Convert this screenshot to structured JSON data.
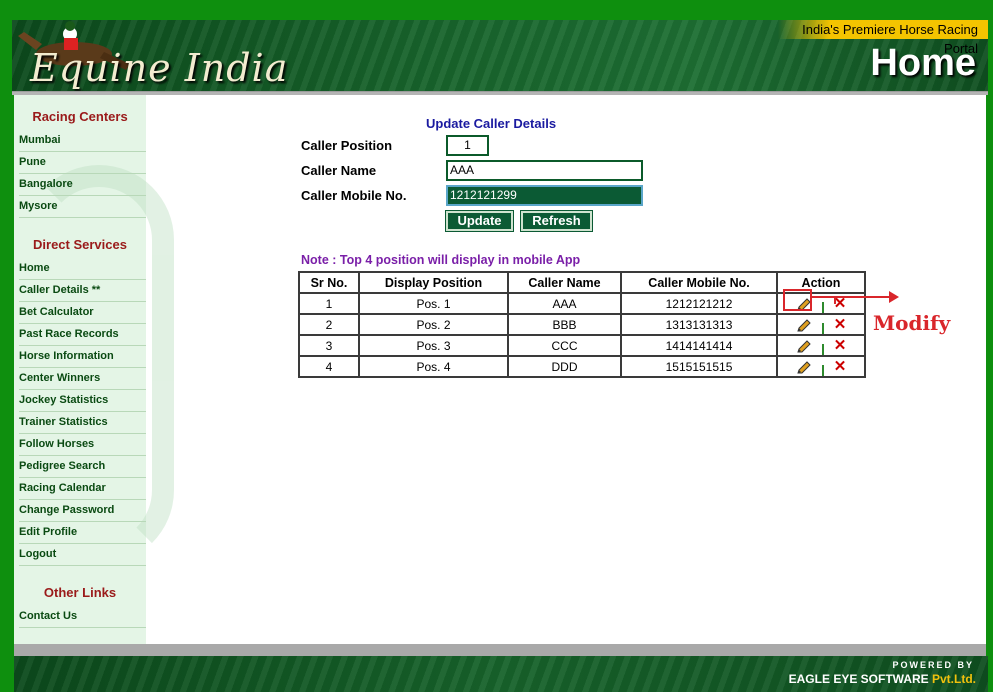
{
  "header": {
    "tagline": "India's Premiere Horse Racing Portal",
    "logo_text": "Equine India",
    "page_heading": "Home"
  },
  "sidebar": {
    "racing_centers_heading": "Racing Centers",
    "racing_centers": [
      "Mumbai",
      "Pune",
      "Bangalore",
      "Mysore"
    ],
    "direct_services_heading": "Direct Services",
    "direct_services": [
      "Home",
      "Caller Details **",
      "Bet Calculator",
      "Past Race Records",
      "Horse Information",
      "Center Winners",
      "Jockey Statistics",
      "Trainer Statistics",
      "Follow Horses",
      "Pedigree Search",
      "Racing Calendar",
      "Change Password",
      "Edit Profile",
      "Logout"
    ],
    "other_links_heading": "Other Links",
    "other_links": [
      "Contact Us"
    ]
  },
  "form": {
    "title": "Update Caller Details",
    "caller_position_label": "Caller Position",
    "caller_position_value": "1",
    "caller_name_label": "Caller Name",
    "caller_name_value": "AAA",
    "caller_mobile_label": "Caller Mobile No.",
    "caller_mobile_value": "1212121299",
    "update_label": "Update",
    "refresh_label": "Refresh"
  },
  "note": "Note : Top 4 position will display in mobile App",
  "table": {
    "headers": [
      "Sr No.",
      "Display Position",
      "Caller Name",
      "Caller Mobile No.",
      "Action"
    ],
    "rows": [
      [
        "1",
        "Pos. 1",
        "AAA",
        "1212121212"
      ],
      [
        "2",
        "Pos. 2",
        "BBB",
        "1313131313"
      ],
      [
        "3",
        "Pos. 3",
        "CCC",
        "1414141414"
      ],
      [
        "4",
        "Pos. 4",
        "DDD",
        "1515151515"
      ]
    ]
  },
  "annotation": {
    "label": "Modify",
    "color": "#d9262b"
  },
  "footer": {
    "powered_by": "POWERED BY",
    "company": "EAGLE EYE SOFTWARE",
    "company_suffix": "Pvt.Ltd."
  },
  "colors": {
    "frame": "#0e8f0e",
    "header_dark": "#0c4a1c",
    "button": "#0b5a34",
    "sidebar_bg": "#e4f5e6",
    "heading_red": "#9a1a1a"
  },
  "icons": [
    "horse-jockey-icon",
    "pencil-icon",
    "delete-x-icon",
    "arrow-right-icon"
  ]
}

● **Exercise requirements**:
Copy the entries exactly. Leave out the images.

● **Answer for this exercise**:
Convert this screenshot to structured JSON data.
{
  "header": {
    "tagline": "India's Premiere Horse Racing Portal",
    "logo_text": "Equine India",
    "page_heading": "Home"
  },
  "sidebar": {
    "racing_centers_heading": "Racing Centers",
    "racing_centers": [
      "Mumbai",
      "Pune",
      "Bangalore",
      "Mysore"
    ],
    "direct_services_heading": "Direct Services",
    "direct_services": [
      "Home",
      "Caller Details **",
      "Bet Calculator",
      "Past Race Records",
      "Horse Information",
      "Center Winners",
      "Jockey Statistics",
      "Trainer Statistics",
      "Follow Horses",
      "Pedigree Search",
      "Racing Calendar",
      "Change Password",
      "Edit Profile",
      "Logout"
    ],
    "other_links_heading": "Other Links",
    "other_links": [
      "Contact Us"
    ]
  },
  "form": {
    "title": "Update Caller Details",
    "caller_position_label": "Caller Position",
    "caller_position_value": "1",
    "caller_name_label": "Caller Name",
    "caller_name_value": "AAA",
    "caller_mobile_label": "Caller Mobile No.",
    "caller_mobile_value": "1212121299",
    "update_label": "Update",
    "refresh_label": "Refresh"
  },
  "note": "Note : Top 4 position will display in mobile App",
  "table": {
    "headers": [
      "Sr No.",
      "Display Position",
      "Caller Name",
      "Caller Mobile No.",
      "Action"
    ],
    "rows": [
      [
        "1",
        "Pos. 1",
        "AAA",
        "1212121212"
      ],
      [
        "2",
        "Pos. 2",
        "BBB",
        "1313131313"
      ],
      [
        "3",
        "Pos. 3",
        "CCC",
        "1414141414"
      ],
      [
        "4",
        "Pos. 4",
        "DDD",
        "1515151515"
      ]
    ]
  },
  "annotation": {
    "label": "Modify",
    "color": "#d9262b"
  },
  "footer": {
    "powered_by": "POWERED BY",
    "company": "EAGLE EYE SOFTWARE",
    "company_suffix": "Pvt.Ltd."
  },
  "colors": {
    "frame": "#0e8f0e",
    "header_dark": "#0c4a1c",
    "button": "#0b5a34",
    "sidebar_bg": "#e4f5e6",
    "heading_red": "#9a1a1a"
  },
  "icons": [
    "horse-jockey-icon",
    "pencil-icon",
    "delete-x-icon",
    "arrow-right-icon"
  ]
}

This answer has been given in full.